┌──

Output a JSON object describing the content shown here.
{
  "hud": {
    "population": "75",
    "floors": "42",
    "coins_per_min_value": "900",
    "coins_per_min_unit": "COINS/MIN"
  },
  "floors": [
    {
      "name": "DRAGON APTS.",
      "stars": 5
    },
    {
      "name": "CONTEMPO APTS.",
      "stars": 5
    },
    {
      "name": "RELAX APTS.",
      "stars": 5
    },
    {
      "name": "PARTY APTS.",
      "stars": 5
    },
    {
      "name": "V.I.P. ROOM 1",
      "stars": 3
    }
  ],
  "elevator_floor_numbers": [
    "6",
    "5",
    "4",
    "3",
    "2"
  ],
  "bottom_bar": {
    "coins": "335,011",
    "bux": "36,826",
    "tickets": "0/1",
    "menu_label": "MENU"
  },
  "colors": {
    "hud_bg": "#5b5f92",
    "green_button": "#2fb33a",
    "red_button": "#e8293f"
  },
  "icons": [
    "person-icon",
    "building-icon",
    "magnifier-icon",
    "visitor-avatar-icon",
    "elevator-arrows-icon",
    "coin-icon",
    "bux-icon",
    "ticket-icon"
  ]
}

└──

Your task | Reproduce each record exactly, leaving nothing out.

Exercise answer |
Output a JSON object describing the content shown here.
{
  "hud": {
    "population": "75",
    "floors": "42",
    "coins_per_min_value": "900",
    "coins_per_min_unit": "COINS/MIN"
  },
  "floors": [
    {
      "name": "DRAGON APTS.",
      "stars": 5
    },
    {
      "name": "CONTEMPO APTS.",
      "stars": 5
    },
    {
      "name": "RELAX APTS.",
      "stars": 5
    },
    {
      "name": "PARTY APTS.",
      "stars": 5
    },
    {
      "name": "V.I.P. ROOM 1",
      "stars": 3
    }
  ],
  "elevator_floor_numbers": [
    "6",
    "5",
    "4",
    "3",
    "2"
  ],
  "bottom_bar": {
    "coins": "335,011",
    "bux": "36,826",
    "tickets": "0/1",
    "menu_label": "MENU"
  },
  "colors": {
    "hud_bg": "#5b5f92",
    "green_button": "#2fb33a",
    "red_button": "#e8293f"
  },
  "icons": [
    "person-icon",
    "building-icon",
    "magnifier-icon",
    "visitor-avatar-icon",
    "elevator-arrows-icon",
    "coin-icon",
    "bux-icon",
    "ticket-icon"
  ]
}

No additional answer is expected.